(Extracted records)
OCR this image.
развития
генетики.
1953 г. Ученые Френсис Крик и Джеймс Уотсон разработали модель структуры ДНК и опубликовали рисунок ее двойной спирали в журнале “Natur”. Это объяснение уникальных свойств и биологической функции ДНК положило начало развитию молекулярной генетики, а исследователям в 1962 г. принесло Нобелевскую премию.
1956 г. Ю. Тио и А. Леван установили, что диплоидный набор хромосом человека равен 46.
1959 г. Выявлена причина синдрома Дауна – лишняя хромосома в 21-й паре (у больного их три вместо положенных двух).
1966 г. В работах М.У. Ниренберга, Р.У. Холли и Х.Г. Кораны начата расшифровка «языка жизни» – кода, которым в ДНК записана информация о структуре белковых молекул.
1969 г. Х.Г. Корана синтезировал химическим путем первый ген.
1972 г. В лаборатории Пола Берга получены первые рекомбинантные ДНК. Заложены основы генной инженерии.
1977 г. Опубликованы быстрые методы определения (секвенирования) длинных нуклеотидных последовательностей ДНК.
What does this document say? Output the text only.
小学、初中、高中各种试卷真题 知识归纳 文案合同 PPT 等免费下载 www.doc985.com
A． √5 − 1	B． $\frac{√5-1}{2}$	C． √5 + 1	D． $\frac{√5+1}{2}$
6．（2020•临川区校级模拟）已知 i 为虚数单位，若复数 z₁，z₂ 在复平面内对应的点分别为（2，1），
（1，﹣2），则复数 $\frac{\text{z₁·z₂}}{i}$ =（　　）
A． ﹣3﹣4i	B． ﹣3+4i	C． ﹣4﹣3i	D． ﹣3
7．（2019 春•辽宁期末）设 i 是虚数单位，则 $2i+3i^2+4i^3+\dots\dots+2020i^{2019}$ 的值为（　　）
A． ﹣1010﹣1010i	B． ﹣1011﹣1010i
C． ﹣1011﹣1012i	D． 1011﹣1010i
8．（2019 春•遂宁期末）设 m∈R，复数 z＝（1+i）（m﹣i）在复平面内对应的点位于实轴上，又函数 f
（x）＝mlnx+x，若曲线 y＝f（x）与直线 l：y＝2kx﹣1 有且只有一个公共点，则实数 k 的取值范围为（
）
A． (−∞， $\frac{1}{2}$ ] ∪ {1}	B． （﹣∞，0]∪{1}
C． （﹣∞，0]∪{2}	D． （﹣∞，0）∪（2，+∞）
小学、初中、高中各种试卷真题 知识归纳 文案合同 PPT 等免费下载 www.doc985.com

→ WRITTEN REQUEST: Repeat the preceding lines exactly, please, every one of them.

→ EXERCISE RESPONSE:
OCR this image.
развития
генетики.
1953 г. Ученые Френсис Крик и Джеймс Уотсон разработали модель структуры ДНК и опубликовали рисунок ее двойной спирали в журнале “Natur”. Это объяснение уникальных свойств и биологической функции ДНК положило начало развитию молекулярной генетики, а исследователям в 1962 г. принесло Нобелевскую премию.
1956 г. Ю. Тио и А. Леван установили, что диплоидный набор хромосом человека равен 46.
1959 г. Выявлена причина синдрома Дауна – лишняя хромосома в 21-й паре (у больного их три вместо положенных двух).
1966 г. В работах М.У. Ниренберга, Р.У. Холли и Х.Г. Кораны начата расшифровка «языка жизни» – кода, которым в ДНК записана информация о структуре белковых молекул.
1969 г. Х.Г. Корана синтезировал химическим путем первый ген.
1972 г. В лаборатории Пола Берга получены первые рекомбинантные ДНК. Заложены основы генной инженерии.
1977 г. Опубликованы быстрые методы определения (секвенирования) длинных нуклеотидных последовательностей ДНК.
What does this document say? Output the text only.
小学、初中、高中各种试卷真题 知识归纳 文案合同 PPT 等免费下载 www.doc985.com
A． √5 − 1	B． $\frac{√5-1}{2}$	C． √5 + 1	D． $\frac{√5+1}{2}$
6．（2020•临川区校级模拟）已知 i 为虚数单位，若复数 z₁，z₂ 在复平面内对应的点分别为（2，1），
（1，﹣2），则复数 $\frac{\text{z₁·z₂}}{i}$ =（　　）
A． ﹣3﹣4i	B． ﹣3+4i	C． ﹣4﹣3i	D． ﹣3
7．（2019 春•辽宁期末）设 i 是虚数单位，则 $2i+3i^2+4i^3+\dots\dots+2020i^{2019}$ 的值为（　　）
A． ﹣1010﹣1010i	B． ﹣1011﹣1010i
C． ﹣1011﹣1012i	D． 1011﹣1010i
8．（2019 春•遂宁期末）设 m∈R，复数 z＝（1+i）（m﹣i）在复平面内对应的点位于实轴上，又函数 f
（x）＝mlnx+x，若曲线 y＝f（x）与直线 l：y＝2kx﹣1 有且只有一个公共点，则实数 k 的取值范围为（
）
A． (−∞， $\frac{1}{2}$ ] ∪ {1}	B． （﹣∞，0]∪{1}
C． （﹣∞，0]∪{2}	D． （﹣∞，0）∪（2，+∞）
小学、初中、高中各种试卷真题 知识归纳 文案合同 PPT 等免费下载 www.doc985.com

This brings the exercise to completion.